[Extracted records]
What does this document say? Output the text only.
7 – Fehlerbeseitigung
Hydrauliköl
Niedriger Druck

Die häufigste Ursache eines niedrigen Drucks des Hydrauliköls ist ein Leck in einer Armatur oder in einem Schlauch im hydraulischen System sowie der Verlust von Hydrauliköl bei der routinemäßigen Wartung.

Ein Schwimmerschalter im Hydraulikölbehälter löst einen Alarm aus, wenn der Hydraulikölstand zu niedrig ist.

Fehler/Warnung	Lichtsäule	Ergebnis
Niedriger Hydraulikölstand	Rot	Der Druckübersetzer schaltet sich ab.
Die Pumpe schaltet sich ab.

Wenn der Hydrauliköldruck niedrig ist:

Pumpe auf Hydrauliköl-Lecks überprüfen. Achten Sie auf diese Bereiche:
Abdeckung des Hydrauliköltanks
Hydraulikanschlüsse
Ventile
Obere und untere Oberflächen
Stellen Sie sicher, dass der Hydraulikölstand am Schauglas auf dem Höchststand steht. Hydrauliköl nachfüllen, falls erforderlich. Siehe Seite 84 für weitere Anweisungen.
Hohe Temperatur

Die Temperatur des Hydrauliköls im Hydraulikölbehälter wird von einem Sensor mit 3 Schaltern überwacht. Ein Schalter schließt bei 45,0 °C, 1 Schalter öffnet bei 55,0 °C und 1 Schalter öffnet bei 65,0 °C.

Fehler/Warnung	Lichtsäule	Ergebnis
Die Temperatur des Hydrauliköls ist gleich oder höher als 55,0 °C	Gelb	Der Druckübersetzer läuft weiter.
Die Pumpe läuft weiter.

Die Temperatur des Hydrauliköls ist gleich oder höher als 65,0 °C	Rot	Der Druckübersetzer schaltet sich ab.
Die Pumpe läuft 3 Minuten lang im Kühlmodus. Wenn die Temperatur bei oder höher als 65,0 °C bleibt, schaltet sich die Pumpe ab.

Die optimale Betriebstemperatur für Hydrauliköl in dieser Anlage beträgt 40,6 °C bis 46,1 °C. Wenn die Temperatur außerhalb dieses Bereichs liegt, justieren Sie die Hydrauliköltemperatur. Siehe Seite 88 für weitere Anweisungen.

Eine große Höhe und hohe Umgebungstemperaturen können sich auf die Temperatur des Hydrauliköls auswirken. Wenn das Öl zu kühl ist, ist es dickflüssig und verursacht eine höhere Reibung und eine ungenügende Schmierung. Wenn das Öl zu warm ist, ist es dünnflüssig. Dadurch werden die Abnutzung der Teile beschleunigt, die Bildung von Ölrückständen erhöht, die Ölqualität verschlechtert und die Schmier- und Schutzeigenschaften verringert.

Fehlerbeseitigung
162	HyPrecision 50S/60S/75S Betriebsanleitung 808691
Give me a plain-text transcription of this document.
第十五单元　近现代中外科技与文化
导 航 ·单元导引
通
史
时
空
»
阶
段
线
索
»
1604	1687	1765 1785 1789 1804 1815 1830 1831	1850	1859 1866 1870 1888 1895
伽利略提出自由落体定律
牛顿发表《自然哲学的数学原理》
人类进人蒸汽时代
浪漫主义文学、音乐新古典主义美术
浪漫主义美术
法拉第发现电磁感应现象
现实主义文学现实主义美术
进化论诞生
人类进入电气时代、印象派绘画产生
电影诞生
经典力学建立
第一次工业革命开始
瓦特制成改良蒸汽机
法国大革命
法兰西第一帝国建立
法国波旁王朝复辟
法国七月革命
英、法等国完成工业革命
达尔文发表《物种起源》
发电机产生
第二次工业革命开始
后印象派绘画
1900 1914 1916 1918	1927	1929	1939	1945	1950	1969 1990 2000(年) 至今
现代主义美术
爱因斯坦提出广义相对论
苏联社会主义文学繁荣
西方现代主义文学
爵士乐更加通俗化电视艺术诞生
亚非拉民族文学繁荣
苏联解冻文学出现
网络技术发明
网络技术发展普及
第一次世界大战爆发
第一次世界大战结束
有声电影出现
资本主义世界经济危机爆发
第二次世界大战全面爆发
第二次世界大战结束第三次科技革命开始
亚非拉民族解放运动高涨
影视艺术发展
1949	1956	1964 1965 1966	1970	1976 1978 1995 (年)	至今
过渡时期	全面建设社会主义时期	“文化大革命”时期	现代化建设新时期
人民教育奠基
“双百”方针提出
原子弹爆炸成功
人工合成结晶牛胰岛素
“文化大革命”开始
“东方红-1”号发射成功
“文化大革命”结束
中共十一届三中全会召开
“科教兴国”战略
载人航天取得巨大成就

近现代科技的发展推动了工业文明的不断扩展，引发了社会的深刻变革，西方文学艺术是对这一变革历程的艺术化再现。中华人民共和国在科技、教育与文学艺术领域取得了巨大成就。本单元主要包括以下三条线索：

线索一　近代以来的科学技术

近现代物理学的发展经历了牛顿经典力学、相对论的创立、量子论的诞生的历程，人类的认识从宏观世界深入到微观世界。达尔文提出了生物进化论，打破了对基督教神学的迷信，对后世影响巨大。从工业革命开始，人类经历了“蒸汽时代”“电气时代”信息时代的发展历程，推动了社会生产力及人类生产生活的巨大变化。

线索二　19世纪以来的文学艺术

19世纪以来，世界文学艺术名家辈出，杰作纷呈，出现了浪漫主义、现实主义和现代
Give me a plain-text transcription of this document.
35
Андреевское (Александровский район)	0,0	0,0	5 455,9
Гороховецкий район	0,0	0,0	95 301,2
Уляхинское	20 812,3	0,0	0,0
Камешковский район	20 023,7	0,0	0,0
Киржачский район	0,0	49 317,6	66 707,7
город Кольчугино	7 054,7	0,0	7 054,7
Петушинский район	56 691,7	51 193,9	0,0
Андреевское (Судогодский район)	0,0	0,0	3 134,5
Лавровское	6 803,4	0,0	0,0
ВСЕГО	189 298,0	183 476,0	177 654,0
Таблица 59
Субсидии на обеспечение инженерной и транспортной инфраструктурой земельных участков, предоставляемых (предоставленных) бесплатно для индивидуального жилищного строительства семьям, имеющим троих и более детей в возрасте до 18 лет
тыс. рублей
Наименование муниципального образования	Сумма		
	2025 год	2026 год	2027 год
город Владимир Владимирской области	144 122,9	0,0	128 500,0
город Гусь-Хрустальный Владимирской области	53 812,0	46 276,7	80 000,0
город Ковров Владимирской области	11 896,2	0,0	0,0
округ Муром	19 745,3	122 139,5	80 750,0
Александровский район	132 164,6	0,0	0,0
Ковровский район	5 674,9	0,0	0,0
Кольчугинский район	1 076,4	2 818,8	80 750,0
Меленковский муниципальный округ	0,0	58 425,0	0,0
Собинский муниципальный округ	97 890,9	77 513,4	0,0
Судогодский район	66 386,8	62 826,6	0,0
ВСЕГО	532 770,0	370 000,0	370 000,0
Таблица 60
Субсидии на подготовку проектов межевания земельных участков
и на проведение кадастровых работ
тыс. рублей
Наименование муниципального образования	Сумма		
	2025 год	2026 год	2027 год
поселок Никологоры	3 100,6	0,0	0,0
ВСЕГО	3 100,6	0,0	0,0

Written task: Reproduce each line of the material above precisely.

Output of the task:
What does this document say? Output the text only.
7 – Fehlerbeseitigung
Hydrauliköl
Niedriger Druck

Die häufigste Ursache eines niedrigen Drucks des Hydrauliköls ist ein Leck in einer Armatur oder in einem Schlauch im hydraulischen System sowie der Verlust von Hydrauliköl bei der routinemäßigen Wartung.

Ein Schwimmerschalter im Hydraulikölbehälter löst einen Alarm aus, wenn der Hydraulikölstand zu niedrig ist.

Fehler/Warnung	Lichtsäule	Ergebnis
Niedriger Hydraulikölstand	Rot	Der Druckübersetzer schaltet sich ab.
Die Pumpe schaltet sich ab.

Wenn der Hydrauliköldruck niedrig ist:

Pumpe auf Hydrauliköl-Lecks überprüfen. Achten Sie auf diese Bereiche:
Abdeckung des Hydrauliköltanks
Hydraulikanschlüsse
Ventile
Obere und untere Oberflächen
Stellen Sie sicher, dass der Hydraulikölstand am Schauglas auf dem Höchststand steht. Hydrauliköl nachfüllen, falls erforderlich. Siehe Seite 84 für weitere Anweisungen.
Hohe Temperatur

Die Temperatur des Hydrauliköls im Hydraulikölbehälter wird von einem Sensor mit 3 Schaltern überwacht. Ein Schalter schließt bei 45,0 °C, 1 Schalter öffnet bei 55,0 °C und 1 Schalter öffnet bei 65,0 °C.

Fehler/Warnung	Lichtsäule	Ergebnis
Die Temperatur des Hydrauliköls ist gleich oder höher als 55,0 °C	Gelb	Der Druckübersetzer läuft weiter.
Die Pumpe läuft weiter.

Die Temperatur des Hydrauliköls ist gleich oder höher als 65,0 °C	Rot	Der Druckübersetzer schaltet sich ab.
Die Pumpe läuft 3 Minuten lang im Kühlmodus. Wenn die Temperatur bei oder höher als 65,0 °C bleibt, schaltet sich die Pumpe ab.

Die optimale Betriebstemperatur für Hydrauliköl in dieser Anlage beträgt 40,6 °C bis 46,1 °C. Wenn die Temperatur außerhalb dieses Bereichs liegt, justieren Sie die Hydrauliköltemperatur. Siehe Seite 88 für weitere Anweisungen.

Eine große Höhe und hohe Umgebungstemperaturen können sich auf die Temperatur des Hydrauliköls auswirken. Wenn das Öl zu kühl ist, ist es dickflüssig und verursacht eine höhere Reibung und eine ungenügende Schmierung. Wenn das Öl zu warm ist, ist es dünnflüssig. Dadurch werden die Abnutzung der Teile beschleunigt, die Bildung von Ölrückständen erhöht, die Ölqualität verschlechtert und die Schmier- und Schutzeigenschaften verringert.

Fehlerbeseitigung
162	HyPrecision 50S/60S/75S Betriebsanleitung 808691
Give me a plain-text transcription of this document.
第十五单元　近现代中外科技与文化
导 航 ·单元导引
通
史
时
空
»
阶
段
线
索
»
1604	1687	1765 1785 1789 1804 1815 1830 1831	1850	1859 1866 1870 1888 1895
伽利略提出自由落体定律
牛顿发表《自然哲学的数学原理》
人类进人蒸汽时代
浪漫主义文学、音乐新古典主义美术
浪漫主义美术
法拉第发现电磁感应现象
现实主义文学现实主义美术
进化论诞生
人类进入电气时代、印象派绘画产生
电影诞生
经典力学建立
第一次工业革命开始
瓦特制成改良蒸汽机
法国大革命
法兰西第一帝国建立
法国波旁王朝复辟
法国七月革命
英、法等国完成工业革命
达尔文发表《物种起源》
发电机产生
第二次工业革命开始
后印象派绘画
1900 1914 1916 1918	1927	1929	1939	1945	1950	1969 1990 2000(年) 至今
现代主义美术
爱因斯坦提出广义相对论
苏联社会主义文学繁荣
西方现代主义文学
爵士乐更加通俗化电视艺术诞生
亚非拉民族文学繁荣
苏联解冻文学出现
网络技术发明
网络技术发展普及
第一次世界大战爆发
第一次世界大战结束
有声电影出现
资本主义世界经济危机爆发
第二次世界大战全面爆发
第二次世界大战结束第三次科技革命开始
亚非拉民族解放运动高涨
影视艺术发展
1949	1956	1964 1965 1966	1970	1976 1978 1995 (年)	至今
过渡时期	全面建设社会主义时期	“文化大革命”时期	现代化建设新时期
人民教育奠基
“双百”方针提出
原子弹爆炸成功
人工合成结晶牛胰岛素
“文化大革命”开始
“东方红-1”号发射成功
“文化大革命”结束
中共十一届三中全会召开
“科教兴国”战略
载人航天取得巨大成就

近现代科技的发展推动了工业文明的不断扩展，引发了社会的深刻变革，西方文学艺术是对这一变革历程的艺术化再现。中华人民共和国在科技、教育与文学艺术领域取得了巨大成就。本单元主要包括以下三条线索：

线索一　近代以来的科学技术

近现代物理学的发展经历了牛顿经典力学、相对论的创立、量子论的诞生的历程，人类的认识从宏观世界深入到微观世界。达尔文提出了生物进化论，打破了对基督教神学的迷信，对后世影响巨大。从工业革命开始，人类经历了“蒸汽时代”“电气时代”信息时代的发展历程，推动了社会生产力及人类生产生活的巨大变化。

线索二　19世纪以来的文学艺术

19世纪以来，世界文学艺术名家辈出，杰作纷呈，出现了浪漫主义、现实主义和现代
Give me a plain-text transcription of this document.
35
Андреевское (Александровский район)	0,0	0,0	5 455,9
Гороховецкий район	0,0	0,0	95 301,2
Уляхинское	20 812,3	0,0	0,0
Камешковский район	20 023,7	0,0	0,0
Киржачский район	0,0	49 317,6	66 707,7
город Кольчугино	7 054,7	0,0	7 054,7
Петушинский район	56 691,7	51 193,9	0,0
Андреевское (Судогодский район)	0,0	0,0	3 134,5
Лавровское	6 803,4	0,0	0,0
ВСЕГО	189 298,0	183 476,0	177 654,0
Таблица 59
Субсидии на обеспечение инженерной и транспортной инфраструктурой земельных участков, предоставляемых (предоставленных) бесплатно для индивидуального жилищного строительства семьям, имеющим троих и более детей в возрасте до 18 лет
тыс. рублей
Наименование муниципального образования	Сумма		
	2025 год	2026 год	2027 год
город Владимир Владимирской области	144 122,9	0,0	128 500,0
город Гусь-Хрустальный Владимирской области	53 812,0	46 276,7	80 000,0
город Ковров Владимирской области	11 896,2	0,0	0,0
округ Муром	19 745,3	122 139,5	80 750,0
Александровский район	132 164,6	0,0	0,0
Ковровский район	5 674,9	0,0	0,0
Кольчугинский район	1 076,4	2 818,8	80 750,0
Меленковский муниципальный округ	0,0	58 425,0	0,0
Собинский муниципальный округ	97 890,9	77 513,4	0,0
Судогодский район	66 386,8	62 826,6	0,0
ВСЕГО	532 770,0	370 000,0	370 000,0
Таблица 60
Субсидии на подготовку проектов межевания земельных участков
и на проведение кадастровых работ
тыс. рублей
Наименование муниципального образования	Сумма		
	2025 год	2026 год	2027 год
поселок Никологоры	3 100,6	0,0	0,0
ВСЕГО	3 100,6	0,0	0,0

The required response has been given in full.